Stated task — From the listing below, pull each line that includes "want".

Available data —
--- start ---
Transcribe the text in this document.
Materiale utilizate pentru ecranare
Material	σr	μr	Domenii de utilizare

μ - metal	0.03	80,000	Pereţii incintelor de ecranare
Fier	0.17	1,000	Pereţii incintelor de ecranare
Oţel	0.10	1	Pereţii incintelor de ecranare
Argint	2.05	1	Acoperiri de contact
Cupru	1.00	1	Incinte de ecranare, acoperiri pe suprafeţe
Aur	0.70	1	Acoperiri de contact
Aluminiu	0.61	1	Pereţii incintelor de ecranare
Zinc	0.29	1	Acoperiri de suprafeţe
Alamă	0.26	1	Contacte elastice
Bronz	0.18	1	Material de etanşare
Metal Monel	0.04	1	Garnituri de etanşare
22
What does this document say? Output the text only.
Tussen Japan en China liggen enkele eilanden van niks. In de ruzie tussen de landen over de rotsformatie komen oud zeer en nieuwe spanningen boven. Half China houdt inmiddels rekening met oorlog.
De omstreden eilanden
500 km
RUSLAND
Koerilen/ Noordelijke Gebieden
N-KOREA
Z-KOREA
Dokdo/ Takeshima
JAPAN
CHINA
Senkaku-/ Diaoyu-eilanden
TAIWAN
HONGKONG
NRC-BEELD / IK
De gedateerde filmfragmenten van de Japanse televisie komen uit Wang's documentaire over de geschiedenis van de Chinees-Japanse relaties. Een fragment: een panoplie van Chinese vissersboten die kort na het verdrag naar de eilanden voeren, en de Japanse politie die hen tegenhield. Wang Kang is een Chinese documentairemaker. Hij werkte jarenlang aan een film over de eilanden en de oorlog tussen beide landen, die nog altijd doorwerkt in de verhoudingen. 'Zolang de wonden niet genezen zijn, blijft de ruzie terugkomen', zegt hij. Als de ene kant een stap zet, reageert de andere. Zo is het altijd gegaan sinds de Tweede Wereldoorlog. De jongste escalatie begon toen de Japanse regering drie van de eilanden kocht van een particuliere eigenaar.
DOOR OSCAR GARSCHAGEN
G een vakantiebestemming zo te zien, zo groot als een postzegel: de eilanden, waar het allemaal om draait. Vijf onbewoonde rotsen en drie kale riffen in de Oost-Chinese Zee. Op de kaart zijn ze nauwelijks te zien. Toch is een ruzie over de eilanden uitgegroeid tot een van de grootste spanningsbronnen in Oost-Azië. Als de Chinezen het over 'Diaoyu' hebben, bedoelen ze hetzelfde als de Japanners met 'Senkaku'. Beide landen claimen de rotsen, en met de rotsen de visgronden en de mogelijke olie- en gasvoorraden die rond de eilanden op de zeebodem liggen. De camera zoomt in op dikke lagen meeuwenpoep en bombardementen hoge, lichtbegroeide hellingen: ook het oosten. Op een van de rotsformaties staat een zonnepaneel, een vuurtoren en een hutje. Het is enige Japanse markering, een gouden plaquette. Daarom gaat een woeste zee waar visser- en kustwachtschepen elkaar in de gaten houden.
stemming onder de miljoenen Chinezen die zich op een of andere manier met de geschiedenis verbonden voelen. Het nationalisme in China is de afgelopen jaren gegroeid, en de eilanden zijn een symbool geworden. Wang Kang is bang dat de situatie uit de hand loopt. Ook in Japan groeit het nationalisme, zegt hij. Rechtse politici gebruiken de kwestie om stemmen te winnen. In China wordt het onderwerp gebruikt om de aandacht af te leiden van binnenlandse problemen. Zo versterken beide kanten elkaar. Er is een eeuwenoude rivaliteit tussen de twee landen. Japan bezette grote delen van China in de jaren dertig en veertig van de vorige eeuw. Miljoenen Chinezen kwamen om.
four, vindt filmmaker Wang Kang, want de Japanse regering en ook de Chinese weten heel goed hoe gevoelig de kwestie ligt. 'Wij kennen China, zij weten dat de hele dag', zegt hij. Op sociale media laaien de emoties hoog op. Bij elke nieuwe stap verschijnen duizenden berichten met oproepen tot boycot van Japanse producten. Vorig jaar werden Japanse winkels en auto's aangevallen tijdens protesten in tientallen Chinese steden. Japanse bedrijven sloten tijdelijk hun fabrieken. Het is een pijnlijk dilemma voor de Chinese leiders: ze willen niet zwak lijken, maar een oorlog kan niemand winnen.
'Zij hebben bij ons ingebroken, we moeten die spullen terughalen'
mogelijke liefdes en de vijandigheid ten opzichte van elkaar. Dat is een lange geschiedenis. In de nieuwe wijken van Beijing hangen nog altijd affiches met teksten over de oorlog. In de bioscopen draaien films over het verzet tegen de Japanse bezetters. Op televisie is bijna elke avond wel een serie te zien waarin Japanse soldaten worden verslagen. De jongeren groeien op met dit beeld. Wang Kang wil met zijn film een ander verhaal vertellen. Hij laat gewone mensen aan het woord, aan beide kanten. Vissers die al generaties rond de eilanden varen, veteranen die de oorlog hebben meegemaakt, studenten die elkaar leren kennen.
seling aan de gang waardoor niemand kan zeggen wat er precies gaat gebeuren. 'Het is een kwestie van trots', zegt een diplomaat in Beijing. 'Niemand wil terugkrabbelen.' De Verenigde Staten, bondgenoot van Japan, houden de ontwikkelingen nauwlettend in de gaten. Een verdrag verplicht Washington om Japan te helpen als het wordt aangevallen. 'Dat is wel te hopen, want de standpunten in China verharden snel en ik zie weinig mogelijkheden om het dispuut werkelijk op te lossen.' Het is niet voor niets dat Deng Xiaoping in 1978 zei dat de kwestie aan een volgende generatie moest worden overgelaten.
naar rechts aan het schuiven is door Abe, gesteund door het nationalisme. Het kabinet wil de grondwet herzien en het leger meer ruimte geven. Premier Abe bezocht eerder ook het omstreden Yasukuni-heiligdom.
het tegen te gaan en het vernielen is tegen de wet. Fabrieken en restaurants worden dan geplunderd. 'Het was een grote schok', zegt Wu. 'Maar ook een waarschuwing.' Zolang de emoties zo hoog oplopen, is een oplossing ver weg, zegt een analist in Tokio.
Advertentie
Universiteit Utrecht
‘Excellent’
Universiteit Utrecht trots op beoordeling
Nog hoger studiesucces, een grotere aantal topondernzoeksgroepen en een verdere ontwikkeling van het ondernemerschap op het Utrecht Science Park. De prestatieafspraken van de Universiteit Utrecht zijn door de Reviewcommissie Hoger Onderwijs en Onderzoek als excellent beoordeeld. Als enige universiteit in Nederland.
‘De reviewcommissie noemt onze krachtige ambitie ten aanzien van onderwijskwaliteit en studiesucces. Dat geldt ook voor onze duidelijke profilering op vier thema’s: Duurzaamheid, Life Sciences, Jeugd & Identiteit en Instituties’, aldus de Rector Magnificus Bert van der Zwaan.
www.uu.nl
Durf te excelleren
--- end ---
Solution to the exercise —
four, vindt filmmaker Wang Kang, want de Japanse regering en ook de Chinese weten heel goed hoe gevoelig de kwestie ligt. 'Wij kennen China, zij weten dat de hele dag', zegt hij. Op sociale media laaien de emoties hoog op. Bij elke nieuwe stap verschijnen duizenden berichten met oproepen tot boycot van Japanse producten. Vorig jaar werden Japanse winkels en auto's aangevallen tijdens protesten in tientallen Chinese steden. Japanse bedrijven sloten tijdelijk hun fabrieken. Het is een pijnlijk dilemma voor de Chinese leiders: ze willen niet zwak lijken, maar een oorlog kan niemand winnen.
seling aan de gang waardoor niemand kan zeggen wat er precies gaat gebeuren. 'Het is een kwestie van trots', zegt een diplomaat in Beijing. 'Niemand wil terugkrabbelen.' De Verenigde Staten, bondgenoot van Japan, houden de ontwikkelingen nauwlettend in de gaten. Een verdrag verplicht Washington om Japan te helpen als het wordt aangevallen. 'Dat is wel te hopen, want de standpunten in China verharden snel en ik zie weinig mogelijkheden om het dispuut werkelijk op te lossen.' Het is niet voor niets dat Deng Xiaoping in 1978 zei dat de kwestie aan een volgende generatie moest worden overgelaten.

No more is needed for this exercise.